»»
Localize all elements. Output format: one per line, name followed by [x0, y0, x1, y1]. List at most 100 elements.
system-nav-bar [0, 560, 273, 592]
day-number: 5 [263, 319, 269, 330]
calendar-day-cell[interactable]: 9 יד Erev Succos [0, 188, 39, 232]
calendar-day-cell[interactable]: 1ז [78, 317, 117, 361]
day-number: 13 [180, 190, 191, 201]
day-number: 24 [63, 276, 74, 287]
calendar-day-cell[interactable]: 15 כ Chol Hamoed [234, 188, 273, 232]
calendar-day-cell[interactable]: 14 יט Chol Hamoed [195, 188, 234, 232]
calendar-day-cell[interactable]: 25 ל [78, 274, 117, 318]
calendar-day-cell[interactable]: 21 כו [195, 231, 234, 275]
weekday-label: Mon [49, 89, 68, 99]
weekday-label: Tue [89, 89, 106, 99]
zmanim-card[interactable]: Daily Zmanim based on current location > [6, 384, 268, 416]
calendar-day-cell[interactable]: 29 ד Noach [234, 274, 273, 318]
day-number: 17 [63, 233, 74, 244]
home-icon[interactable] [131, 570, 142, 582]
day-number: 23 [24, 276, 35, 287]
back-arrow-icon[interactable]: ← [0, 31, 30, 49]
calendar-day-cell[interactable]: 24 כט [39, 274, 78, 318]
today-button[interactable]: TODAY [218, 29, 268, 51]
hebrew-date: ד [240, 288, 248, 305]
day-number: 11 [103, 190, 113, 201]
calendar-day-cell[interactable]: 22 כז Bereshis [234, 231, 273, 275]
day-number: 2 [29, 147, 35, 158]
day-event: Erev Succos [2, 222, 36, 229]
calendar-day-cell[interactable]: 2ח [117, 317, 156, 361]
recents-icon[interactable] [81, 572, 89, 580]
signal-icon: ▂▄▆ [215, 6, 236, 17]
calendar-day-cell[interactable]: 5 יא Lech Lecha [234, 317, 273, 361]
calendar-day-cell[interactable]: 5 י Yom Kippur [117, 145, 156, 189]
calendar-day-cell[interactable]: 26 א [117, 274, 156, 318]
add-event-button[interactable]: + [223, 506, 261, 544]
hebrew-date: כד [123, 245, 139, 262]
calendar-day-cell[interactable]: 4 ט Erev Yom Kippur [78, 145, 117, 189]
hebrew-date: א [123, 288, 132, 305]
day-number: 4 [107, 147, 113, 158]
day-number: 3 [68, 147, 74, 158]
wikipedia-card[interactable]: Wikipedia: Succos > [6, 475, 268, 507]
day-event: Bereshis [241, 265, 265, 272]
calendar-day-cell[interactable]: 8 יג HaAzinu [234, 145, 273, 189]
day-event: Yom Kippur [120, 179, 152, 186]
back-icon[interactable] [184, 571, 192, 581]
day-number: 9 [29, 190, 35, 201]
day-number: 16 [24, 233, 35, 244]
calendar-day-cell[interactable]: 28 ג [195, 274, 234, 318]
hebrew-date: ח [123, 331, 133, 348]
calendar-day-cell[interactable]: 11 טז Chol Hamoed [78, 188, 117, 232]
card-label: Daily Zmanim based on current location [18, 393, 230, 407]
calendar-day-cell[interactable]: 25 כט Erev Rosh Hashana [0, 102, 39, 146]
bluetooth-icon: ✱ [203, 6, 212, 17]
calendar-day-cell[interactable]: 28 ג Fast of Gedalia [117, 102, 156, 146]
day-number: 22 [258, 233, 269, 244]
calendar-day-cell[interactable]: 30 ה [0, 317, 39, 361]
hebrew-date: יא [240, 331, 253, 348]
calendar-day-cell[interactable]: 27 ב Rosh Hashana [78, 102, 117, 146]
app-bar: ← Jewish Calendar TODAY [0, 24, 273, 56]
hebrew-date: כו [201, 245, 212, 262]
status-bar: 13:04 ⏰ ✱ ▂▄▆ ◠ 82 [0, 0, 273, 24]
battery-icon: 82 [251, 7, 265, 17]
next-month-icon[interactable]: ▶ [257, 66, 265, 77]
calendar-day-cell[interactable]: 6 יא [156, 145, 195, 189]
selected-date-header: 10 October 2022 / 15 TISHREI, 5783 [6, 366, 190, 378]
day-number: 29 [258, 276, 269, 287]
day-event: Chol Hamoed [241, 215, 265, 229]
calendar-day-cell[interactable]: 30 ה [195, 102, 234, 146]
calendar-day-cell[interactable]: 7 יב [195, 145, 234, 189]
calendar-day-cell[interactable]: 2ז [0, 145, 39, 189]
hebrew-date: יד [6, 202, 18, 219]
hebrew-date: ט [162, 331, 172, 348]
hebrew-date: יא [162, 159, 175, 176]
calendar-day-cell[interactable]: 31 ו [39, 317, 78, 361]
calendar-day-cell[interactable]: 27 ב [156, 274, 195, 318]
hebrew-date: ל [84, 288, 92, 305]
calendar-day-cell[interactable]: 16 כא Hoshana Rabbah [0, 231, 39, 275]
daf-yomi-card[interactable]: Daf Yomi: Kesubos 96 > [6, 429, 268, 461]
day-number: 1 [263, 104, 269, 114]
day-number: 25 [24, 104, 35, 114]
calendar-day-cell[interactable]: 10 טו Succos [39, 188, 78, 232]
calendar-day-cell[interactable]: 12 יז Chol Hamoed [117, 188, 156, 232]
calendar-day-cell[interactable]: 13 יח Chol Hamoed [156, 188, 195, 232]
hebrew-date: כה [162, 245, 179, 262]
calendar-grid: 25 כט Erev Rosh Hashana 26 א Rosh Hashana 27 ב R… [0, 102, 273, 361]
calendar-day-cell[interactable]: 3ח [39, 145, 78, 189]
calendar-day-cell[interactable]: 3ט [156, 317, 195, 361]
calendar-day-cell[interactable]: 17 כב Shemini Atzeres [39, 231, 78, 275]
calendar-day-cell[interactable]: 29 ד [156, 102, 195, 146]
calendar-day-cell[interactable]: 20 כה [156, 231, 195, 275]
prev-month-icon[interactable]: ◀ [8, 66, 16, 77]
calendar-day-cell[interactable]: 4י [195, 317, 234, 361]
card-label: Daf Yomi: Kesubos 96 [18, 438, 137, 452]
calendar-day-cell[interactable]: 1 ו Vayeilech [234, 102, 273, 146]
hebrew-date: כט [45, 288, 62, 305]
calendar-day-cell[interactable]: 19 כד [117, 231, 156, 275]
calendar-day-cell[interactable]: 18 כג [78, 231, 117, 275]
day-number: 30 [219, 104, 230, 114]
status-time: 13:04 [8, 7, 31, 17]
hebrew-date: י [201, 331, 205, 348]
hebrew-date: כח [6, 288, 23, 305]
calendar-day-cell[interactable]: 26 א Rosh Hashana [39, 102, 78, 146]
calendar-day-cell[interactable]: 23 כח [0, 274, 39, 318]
««
REQUIREMENT:
Copy every line of the records above verbatim.

FINISHED ANSWER:
Localize all elements. Output format: one per line, name followed by [x0, y0, x1, y1]. List at most 100 elements.
system-nav-bar [0, 560, 273, 592]
day-number: 5 [263, 319, 269, 330]
calendar-day-cell[interactable]: 9 יד Erev Succos [0, 188, 39, 232]
calendar-day-cell[interactable]: 1ז [78, 317, 117, 361]
day-number: 13 [180, 190, 191, 201]
day-number: 24 [63, 276, 74, 287]
calendar-day-cell[interactable]: 15 כ Chol Hamoed [234, 188, 273, 232]
calendar-day-cell[interactable]: 14 יט Chol Hamoed [195, 188, 234, 232]
calendar-day-cell[interactable]: 25 ל [78, 274, 117, 318]
calendar-day-cell[interactable]: 21 כו [195, 231, 234, 275]
weekday-label: Mon [49, 89, 68, 99]
weekday-label: Tue [89, 89, 106, 99]
zmanim-card[interactable]: Daily Zmanim based on current location > [6, 384, 268, 416]
calendar-day-cell[interactable]: 29 ד Noach [234, 274, 273, 318]
day-number: 17 [63, 233, 74, 244]
home-icon[interactable] [131, 570, 142, 582]
day-number: 23 [24, 276, 35, 287]
back-arrow-icon[interactable]: ← [0, 31, 30, 49]
calendar-day-cell[interactable]: 24 כט [39, 274, 78, 318]
today-button[interactable]: TODAY [218, 29, 268, 51]
hebrew-date: ד [240, 288, 248, 305]
day-number: 11 [103, 190, 113, 201]
calendar-day-cell[interactable]: 22 כז Bereshis [234, 231, 273, 275]
day-number: 2 [29, 147, 35, 158]
day-event: Erev Succos [2, 222, 36, 229]
calendar-day-cell[interactable]: 2ח [117, 317, 156, 361]
recents-icon[interactable] [81, 572, 89, 580]
signal-icon: ▂▄▆ [215, 6, 236, 17]
calendar-day-cell[interactable]: 5 יא Lech Lecha [234, 317, 273, 361]
calendar-day-cell[interactable]: 5 י Yom Kippur [117, 145, 156, 189]
calendar-day-cell[interactable]: 26 א [117, 274, 156, 318]
add-event-button[interactable]: + [223, 506, 261, 544]
hebrew-date: כד [123, 245, 139, 262]
calendar-day-cell[interactable]: 4 ט Erev Yom Kippur [78, 145, 117, 189]
hebrew-date: א [123, 288, 132, 305]
day-number: 4 [107, 147, 113, 158]
day-number: 3 [68, 147, 74, 158]
wikipedia-card[interactable]: Wikipedia: Succos > [6, 475, 268, 507]
day-event: Bereshis [241, 265, 265, 272]
calendar-day-cell[interactable]: 8 יג HaAzinu [234, 145, 273, 189]
day-event: Yom Kippur [120, 179, 152, 186]
back-icon[interactable] [184, 571, 192, 581]
day-number: 9 [29, 190, 35, 201]
day-number: 16 [24, 233, 35, 244]
calendar-day-cell[interactable]: 28 ג [195, 274, 234, 318]
hebrew-date: ח [123, 331, 133, 348]
calendar-day-cell[interactable]: 11 טז Chol Hamoed [78, 188, 117, 232]
card-label: Daily Zmanim based on current location [18, 393, 230, 407]
calendar-day-cell[interactable]: 25 כט Erev Rosh Hashana [0, 102, 39, 146]
bluetooth-icon: ✱ [203, 6, 212, 17]
calendar-day-cell[interactable]: 28 ג Fast of Gedalia [117, 102, 156, 146]
day-number: 22 [258, 233, 269, 244]
calendar-day-cell[interactable]: 30 ה [0, 317, 39, 361]
hebrew-date: יא [240, 331, 253, 348]
calendar-day-cell[interactable]: 27 ב Rosh Hashana [78, 102, 117, 146]
app-bar: ← Jewish Calendar TODAY [0, 24, 273, 56]
hebrew-date: כו [201, 245, 212, 262]
status-bar: 13:04 ⏰ ✱ ▂▄▆ ◠ 82 [0, 0, 273, 24]
battery-icon: 82 [251, 7, 265, 17]
next-month-icon[interactable]: ▶ [257, 66, 265, 77]
calendar-day-cell[interactable]: 6 יא [156, 145, 195, 189]
selected-date-header: 10 October 2022 / 15 TISHREI, 5783 [6, 366, 190, 378]
day-number: 29 [258, 276, 269, 287]
day-event: Chol Hamoed [241, 215, 265, 229]
calendar-day-cell[interactable]: 30 ה [195, 102, 234, 146]
calendar-day-cell[interactable]: 7 יב [195, 145, 234, 189]
calendar-day-cell[interactable]: 2ז [0, 145, 39, 189]
hebrew-date: יד [6, 202, 18, 219]
hebrew-date: ט [162, 331, 172, 348]
hebrew-date: יא [162, 159, 175, 176]
calendar-day-cell[interactable]: 31 ו [39, 317, 78, 361]
calendar-day-cell[interactable]: 27 ב [156, 274, 195, 318]
hebrew-date: ל [84, 288, 92, 305]
calendar-day-cell[interactable]: 16 כא Hoshana Rabbah [0, 231, 39, 275]
daf-yomi-card[interactable]: Daf Yomi: Kesubos 96 > [6, 429, 268, 461]
day-number: 1 [263, 104, 269, 114]
day-number: 25 [24, 104, 35, 114]
calendar-day-cell[interactable]: 10 טו Succos [39, 188, 78, 232]
calendar-day-cell[interactable]: 12 יז Chol Hamoed [117, 188, 156, 232]
calendar-day-cell[interactable]: 13 יח Chol Hamoed [156, 188, 195, 232]
hebrew-date: כה [162, 245, 179, 262]
calendar-grid: 25 כט Erev Rosh Hashana 26 א Rosh Hashana 27 ב R… [0, 102, 273, 361]
calendar-day-cell[interactable]: 3ח [39, 145, 78, 189]
calendar-day-cell[interactable]: 3ט [156, 317, 195, 361]
calendar-day-cell[interactable]: 17 כב Shemini Atzeres [39, 231, 78, 275]
calendar-day-cell[interactable]: 29 ד [156, 102, 195, 146]
calendar-day-cell[interactable]: 20 כה [156, 231, 195, 275]
prev-month-icon[interactable]: ◀ [8, 66, 16, 77]
calendar-day-cell[interactable]: 4י [195, 317, 234, 361]
card-label: Daf Yomi: Kesubos 96 [18, 438, 137, 452]
calendar-day-cell[interactable]: 1 ו Vayeilech [234, 102, 273, 146]
hebrew-date: כט [45, 288, 62, 305]
calendar-day-cell[interactable]: 19 כד [117, 231, 156, 275]
calendar-day-cell[interactable]: 18 כג [78, 231, 117, 275]
day-number: 30 [219, 104, 230, 114]
status-time: 13:04 [8, 7, 31, 17]
hebrew-date: י [201, 331, 205, 348]
hebrew-date: כח [6, 288, 23, 305]
calendar-day-cell[interactable]: 26 א Rosh Hashana [39, 102, 78, 146]
calendar-day-cell[interactable]: 23 כח [0, 274, 39, 318]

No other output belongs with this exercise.